> [WORK REQUIRED]: Leave out the pictures and copy every record exactly.

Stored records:
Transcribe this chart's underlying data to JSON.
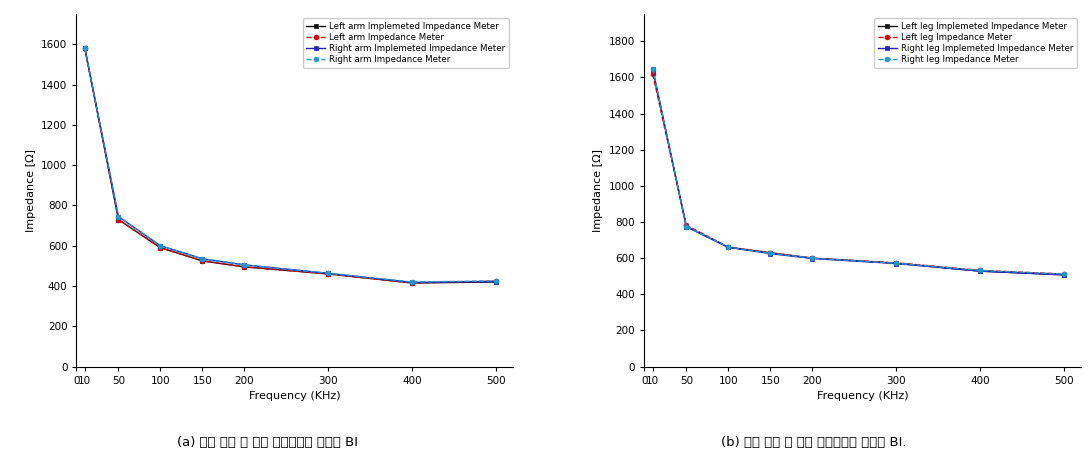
{
  "frequencies": [
    10,
    50,
    100,
    150,
    200,
    300,
    400,
    500
  ],
  "arm": {
    "left_impl": [
      1580,
      730,
      590,
      525,
      495,
      460,
      415,
      420
    ],
    "left_imp": [
      1580,
      730,
      590,
      525,
      495,
      460,
      415,
      425
    ],
    "right_impl": [
      1580,
      745,
      600,
      535,
      505,
      463,
      418,
      422
    ],
    "right_imp": [
      1580,
      745,
      600,
      535,
      505,
      463,
      420,
      426
    ]
  },
  "leg": {
    "left_impl": [
      1640,
      775,
      660,
      630,
      600,
      572,
      528,
      508
    ],
    "left_imp": [
      1620,
      782,
      662,
      630,
      600,
      574,
      532,
      512
    ],
    "right_impl": [
      1648,
      775,
      660,
      625,
      598,
      570,
      528,
      507
    ],
    "right_imp": [
      1648,
      775,
      662,
      627,
      600,
      572,
      532,
      512
    ]
  },
  "arm_labels": [
    "Left arm Implemeted Impedance Meter",
    "Left arm Impedance Meter",
    "Right arm Implemeted Impedance Meter",
    "Right arm Impedance Meter"
  ],
  "leg_labels": [
    "Left leg Implemeted Impedance Meter",
    "Left leg Impedance Meter",
    "Right leg Implemeted Impedance Meter",
    "Right leg Impedance Meter"
  ],
  "colors": [
    "#111111",
    "#dd0000",
    "#2222bb",
    "#2299cc"
  ],
  "linestyles": [
    "-",
    "--",
    "-",
    "--"
  ],
  "markers": [
    "s",
    "o",
    "s",
    "o"
  ],
  "marker_colors": [
    "#111111",
    "#dd0000",
    "#2222bb",
    "#2299cc"
  ],
  "ylabel": "Impedance [Ω]",
  "xlabel": "Frequency (KHz)",
  "yticks_arm": [
    0,
    200,
    400,
    600,
    800,
    1000,
    1200,
    1400,
    1600
  ],
  "yticks_leg": [
    0,
    200,
    400,
    600,
    800,
    1000,
    1200,
    1400,
    1600,
    1800
  ],
  "xticks": [
    0,
    10,
    50,
    100,
    150,
    200,
    300,
    400,
    500
  ],
  "xlim": [
    0,
    520
  ],
  "ylim_arm": [
    0,
    1750
  ],
  "ylim_leg": [
    0,
    1950
  ],
  "caption_a": "(a) 인체 좌측 및 우측 전완부에서 측정한 BI",
  "caption_b": "(b) 인체 좌측 및 우측 슬와부에서 측정한 BI.",
  "bg_color": "#ffffff"
}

> [RESULT OF THE EXERCISE]:
Transcribe this chart's underlying data to JSON.
{
  "frequencies": [
    10,
    50,
    100,
    150,
    200,
    300,
    400,
    500
  ],
  "arm": {
    "left_impl": [
      1580,
      730,
      590,
      525,
      495,
      460,
      415,
      420
    ],
    "left_imp": [
      1580,
      730,
      590,
      525,
      495,
      460,
      415,
      425
    ],
    "right_impl": [
      1580,
      745,
      600,
      535,
      505,
      463,
      418,
      422
    ],
    "right_imp": [
      1580,
      745,
      600,
      535,
      505,
      463,
      420,
      426
    ]
  },
  "leg": {
    "left_impl": [
      1640,
      775,
      660,
      630,
      600,
      572,
      528,
      508
    ],
    "left_imp": [
      1620,
      782,
      662,
      630,
      600,
      574,
      532,
      512
    ],
    "right_impl": [
      1648,
      775,
      660,
      625,
      598,
      570,
      528,
      507
    ],
    "right_imp": [
      1648,
      775,
      662,
      627,
      600,
      572,
      532,
      512
    ]
  },
  "arm_labels": [
    "Left arm Implemeted Impedance Meter",
    "Left arm Impedance Meter",
    "Right arm Implemeted Impedance Meter",
    "Right arm Impedance Meter"
  ],
  "leg_labels": [
    "Left leg Implemeted Impedance Meter",
    "Left leg Impedance Meter",
    "Right leg Implemeted Impedance Meter",
    "Right leg Impedance Meter"
  ],
  "colors": [
    "#111111",
    "#dd0000",
    "#2222bb",
    "#2299cc"
  ],
  "linestyles": [
    "-",
    "--",
    "-",
    "--"
  ],
  "markers": [
    "s",
    "o",
    "s",
    "o"
  ],
  "marker_colors": [
    "#111111",
    "#dd0000",
    "#2222bb",
    "#2299cc"
  ],
  "ylabel": "Impedance [Ω]",
  "xlabel": "Frequency (KHz)",
  "yticks_arm": [
    0,
    200,
    400,
    600,
    800,
    1000,
    1200,
    1400,
    1600
  ],
  "yticks_leg": [
    0,
    200,
    400,
    600,
    800,
    1000,
    1200,
    1400,
    1600,
    1800
  ],
  "xticks": [
    0,
    10,
    50,
    100,
    150,
    200,
    300,
    400,
    500
  ],
  "xlim": [
    0,
    520
  ],
  "ylim_arm": [
    0,
    1750
  ],
  "ylim_leg": [
    0,
    1950
  ],
  "caption_a": "(a) 인체 좌측 및 우측 전완부에서 측정한 BI",
  "caption_b": "(b) 인체 좌측 및 우측 슬와부에서 측정한 BI.",
  "bg_color": "#ffffff"
}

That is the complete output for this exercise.